** START RECORDS SHOWN **

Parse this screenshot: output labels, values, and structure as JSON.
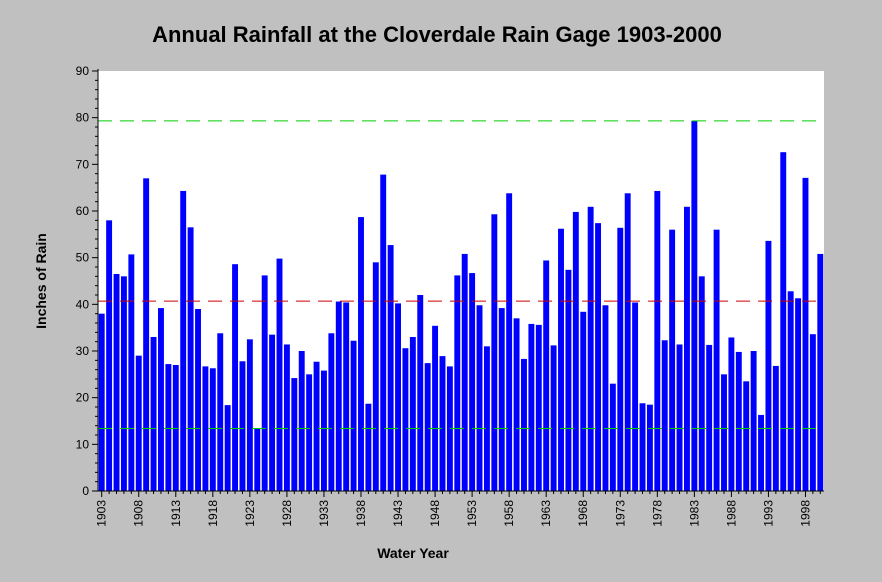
{
  "chart_data": {
    "type": "bar",
    "title": "Annual Rainfall at the Cloverdale Rain Gage 1903-2000",
    "xlabel": "Water Year",
    "ylabel": "Inches of Rain",
    "ylim": [
      0,
      90
    ],
    "yticks": [
      0,
      10,
      20,
      30,
      40,
      50,
      60,
      70,
      80,
      90
    ],
    "xtick_labels": [
      "1903",
      "1908",
      "1913",
      "1918",
      "1923",
      "1928",
      "1933",
      "1938",
      "1943",
      "1948",
      "1953",
      "1958",
      "1963",
      "1968",
      "1973",
      "1978",
      "1983",
      "1988",
      "1993",
      "1998"
    ],
    "grid": false,
    "bar_color": "#0000ff",
    "x": [
      1903,
      1904,
      1905,
      1906,
      1907,
      1908,
      1909,
      1910,
      1911,
      1912,
      1913,
      1914,
      1915,
      1916,
      1917,
      1918,
      1919,
      1920,
      1921,
      1922,
      1923,
      1924,
      1925,
      1926,
      1927,
      1928,
      1929,
      1930,
      1931,
      1932,
      1933,
      1934,
      1935,
      1936,
      1937,
      1938,
      1939,
      1940,
      1941,
      1942,
      1943,
      1944,
      1945,
      1946,
      1947,
      1948,
      1949,
      1950,
      1951,
      1952,
      1953,
      1954,
      1955,
      1956,
      1957,
      1958,
      1959,
      1960,
      1961,
      1962,
      1963,
      1964,
      1965,
      1966,
      1967,
      1968,
      1969,
      1970,
      1971,
      1972,
      1973,
      1974,
      1975,
      1976,
      1977,
      1978,
      1979,
      1980,
      1981,
      1982,
      1983,
      1984,
      1985,
      1986,
      1987,
      1988,
      1989,
      1990,
      1991,
      1992,
      1993,
      1994,
      1995,
      1996,
      1997,
      1998,
      1999,
      2000
    ],
    "values": [
      38,
      58,
      46.5,
      46,
      50.7,
      29,
      67,
      33,
      39.2,
      27.2,
      27,
      64.3,
      56.5,
      39,
      26.7,
      26.3,
      33.8,
      18.4,
      48.6,
      27.8,
      32.5,
      13.5,
      46.2,
      33.5,
      49.8,
      31.4,
      24.2,
      30,
      25,
      27.7,
      25.8,
      33.8,
      40.6,
      40.4,
      32.2,
      58.7,
      18.7,
      49,
      67.8,
      52.7,
      40.2,
      30.6,
      33,
      42,
      27.4,
      35.4,
      28.9,
      26.7,
      46.2,
      50.8,
      46.7,
      39.8,
      31,
      59.3,
      39.2,
      63.8,
      37,
      28.3,
      35.8,
      35.6,
      49.4,
      31.2,
      56.2,
      47.4,
      59.8,
      38.4,
      60.9,
      57.4,
      39.8,
      23,
      56.4,
      63.8,
      40.4,
      18.8,
      18.5,
      64.3,
      32.3,
      56,
      31.4,
      60.9,
      79.3,
      46,
      31.3,
      56,
      25,
      32.9,
      29.8,
      23.5,
      30,
      16.3,
      53.6,
      26.8,
      72.6,
      42.8,
      41.3,
      67.1,
      33.6,
      50.8
    ],
    "reference_lines": [
      {
        "value": 79.3,
        "color": "#00cc00",
        "style": "dashed"
      },
      {
        "value": 40.7,
        "color": "#cc0000",
        "style": "dashed"
      },
      {
        "value": 13.4,
        "color": "#00cc00",
        "style": "dashed"
      }
    ]
  }
}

** END RECORDS SHOWN **

■ PROBLEM STATEMENT
Check each line above for the string "values" and report how many lines have it, giving only the number.

■ REPLY
2